╭─ RECORDS FOR THIS EXERCISE

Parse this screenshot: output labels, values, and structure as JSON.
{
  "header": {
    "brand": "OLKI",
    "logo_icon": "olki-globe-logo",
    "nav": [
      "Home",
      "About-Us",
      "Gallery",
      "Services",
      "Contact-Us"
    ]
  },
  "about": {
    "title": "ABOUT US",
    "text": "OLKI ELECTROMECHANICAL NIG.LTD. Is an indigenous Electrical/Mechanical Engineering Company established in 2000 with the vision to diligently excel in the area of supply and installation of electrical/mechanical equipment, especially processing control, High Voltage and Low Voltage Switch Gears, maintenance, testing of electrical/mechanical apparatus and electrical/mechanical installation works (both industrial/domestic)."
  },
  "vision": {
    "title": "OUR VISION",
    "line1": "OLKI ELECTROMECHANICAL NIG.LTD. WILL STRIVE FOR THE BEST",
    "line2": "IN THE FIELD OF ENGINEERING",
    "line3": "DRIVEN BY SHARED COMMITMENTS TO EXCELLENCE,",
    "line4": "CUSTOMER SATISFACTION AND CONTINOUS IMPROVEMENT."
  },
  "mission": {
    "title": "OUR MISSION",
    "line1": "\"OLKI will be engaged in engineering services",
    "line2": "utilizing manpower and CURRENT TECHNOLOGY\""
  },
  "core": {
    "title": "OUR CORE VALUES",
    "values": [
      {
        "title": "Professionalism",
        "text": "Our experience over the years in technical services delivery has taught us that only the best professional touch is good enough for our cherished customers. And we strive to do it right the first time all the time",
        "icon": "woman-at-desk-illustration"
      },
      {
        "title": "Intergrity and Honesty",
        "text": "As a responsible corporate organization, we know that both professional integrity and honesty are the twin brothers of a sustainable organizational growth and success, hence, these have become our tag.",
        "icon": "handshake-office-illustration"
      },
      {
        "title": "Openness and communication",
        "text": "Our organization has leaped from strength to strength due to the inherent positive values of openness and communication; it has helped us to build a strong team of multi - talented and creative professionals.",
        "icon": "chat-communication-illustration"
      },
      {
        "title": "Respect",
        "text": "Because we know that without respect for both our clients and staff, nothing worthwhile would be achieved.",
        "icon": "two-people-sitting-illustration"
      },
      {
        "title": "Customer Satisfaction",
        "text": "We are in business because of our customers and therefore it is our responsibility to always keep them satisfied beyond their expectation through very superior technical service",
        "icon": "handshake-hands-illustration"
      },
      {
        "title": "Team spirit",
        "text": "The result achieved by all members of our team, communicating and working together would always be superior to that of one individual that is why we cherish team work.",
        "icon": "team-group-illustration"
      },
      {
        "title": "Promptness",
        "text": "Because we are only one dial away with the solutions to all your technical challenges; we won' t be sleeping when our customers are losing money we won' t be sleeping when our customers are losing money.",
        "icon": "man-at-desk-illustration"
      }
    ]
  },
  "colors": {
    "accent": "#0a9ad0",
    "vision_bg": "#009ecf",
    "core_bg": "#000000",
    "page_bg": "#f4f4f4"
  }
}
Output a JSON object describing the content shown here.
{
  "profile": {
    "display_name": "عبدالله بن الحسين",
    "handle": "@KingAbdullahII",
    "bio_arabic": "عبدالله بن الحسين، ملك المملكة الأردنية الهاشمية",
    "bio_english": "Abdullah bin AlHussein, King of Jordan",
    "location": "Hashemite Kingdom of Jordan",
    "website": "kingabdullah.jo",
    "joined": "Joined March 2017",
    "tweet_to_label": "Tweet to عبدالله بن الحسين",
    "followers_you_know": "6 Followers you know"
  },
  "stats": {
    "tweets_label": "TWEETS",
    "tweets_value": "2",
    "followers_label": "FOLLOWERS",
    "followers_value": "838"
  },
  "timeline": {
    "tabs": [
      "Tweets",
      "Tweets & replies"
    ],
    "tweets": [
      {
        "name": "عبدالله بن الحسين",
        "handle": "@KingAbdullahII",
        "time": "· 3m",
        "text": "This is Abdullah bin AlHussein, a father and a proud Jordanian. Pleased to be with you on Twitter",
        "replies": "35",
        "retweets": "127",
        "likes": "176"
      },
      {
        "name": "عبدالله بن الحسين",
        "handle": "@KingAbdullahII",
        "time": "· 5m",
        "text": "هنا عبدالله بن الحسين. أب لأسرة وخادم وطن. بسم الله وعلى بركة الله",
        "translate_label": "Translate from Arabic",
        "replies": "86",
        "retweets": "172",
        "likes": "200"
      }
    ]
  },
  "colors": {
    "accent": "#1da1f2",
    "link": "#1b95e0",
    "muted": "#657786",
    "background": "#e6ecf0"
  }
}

╰─

GOAL OF THE EXERCISE:
Tally how many lines in the material above hold the word "عبدالله". Write only that number.

EXPECTED ANSWER:
6